◆ Written exercise
Print the complete set of entries exactly.

Records from a collection:
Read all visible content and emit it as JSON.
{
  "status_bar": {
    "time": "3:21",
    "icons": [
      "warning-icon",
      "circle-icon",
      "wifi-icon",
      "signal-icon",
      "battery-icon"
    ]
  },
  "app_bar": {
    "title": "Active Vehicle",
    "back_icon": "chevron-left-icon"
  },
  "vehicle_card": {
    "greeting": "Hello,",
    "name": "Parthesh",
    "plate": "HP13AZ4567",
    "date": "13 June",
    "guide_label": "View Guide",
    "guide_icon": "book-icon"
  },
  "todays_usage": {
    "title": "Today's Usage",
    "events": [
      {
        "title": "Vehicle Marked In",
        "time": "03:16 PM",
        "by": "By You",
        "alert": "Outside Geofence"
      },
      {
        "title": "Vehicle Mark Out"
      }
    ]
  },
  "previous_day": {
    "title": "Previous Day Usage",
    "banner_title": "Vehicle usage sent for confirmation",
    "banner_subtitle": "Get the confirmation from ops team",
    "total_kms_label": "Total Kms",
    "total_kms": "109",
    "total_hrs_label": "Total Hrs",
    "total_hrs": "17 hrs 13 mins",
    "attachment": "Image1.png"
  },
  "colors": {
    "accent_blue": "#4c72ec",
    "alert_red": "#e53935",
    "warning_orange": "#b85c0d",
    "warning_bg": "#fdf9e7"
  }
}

◆ Result of this exercise
Read all visible content and emit it as JSON.
{
  "status_bar": {
    "time": "3:21",
    "icons": [
      "warning-icon",
      "circle-icon",
      "wifi-icon",
      "signal-icon",
      "battery-icon"
    ]
  },
  "app_bar": {
    "title": "Active Vehicle",
    "back_icon": "chevron-left-icon"
  },
  "vehicle_card": {
    "greeting": "Hello,",
    "name": "Parthesh",
    "plate": "HP13AZ4567",
    "date": "13 June",
    "guide_label": "View Guide",
    "guide_icon": "book-icon"
  },
  "todays_usage": {
    "title": "Today's Usage",
    "events": [
      {
        "title": "Vehicle Marked In",
        "time": "03:16 PM",
        "by": "By You",
        "alert": "Outside Geofence"
      },
      {
        "title": "Vehicle Mark Out"
      }
    ]
  },
  "previous_day": {
    "title": "Previous Day Usage",
    "banner_title": "Vehicle usage sent for confirmation",
    "banner_subtitle": "Get the confirmation from ops team",
    "total_kms_label": "Total Kms",
    "total_kms": "109",
    "total_hrs_label": "Total Hrs",
    "total_hrs": "17 hrs 13 mins",
    "attachment": "Image1.png"
  },
  "colors": {
    "accent_blue": "#4c72ec",
    "alert_red": "#e53935",
    "warning_orange": "#b85c0d",
    "warning_bg": "#fdf9e7"
  }
}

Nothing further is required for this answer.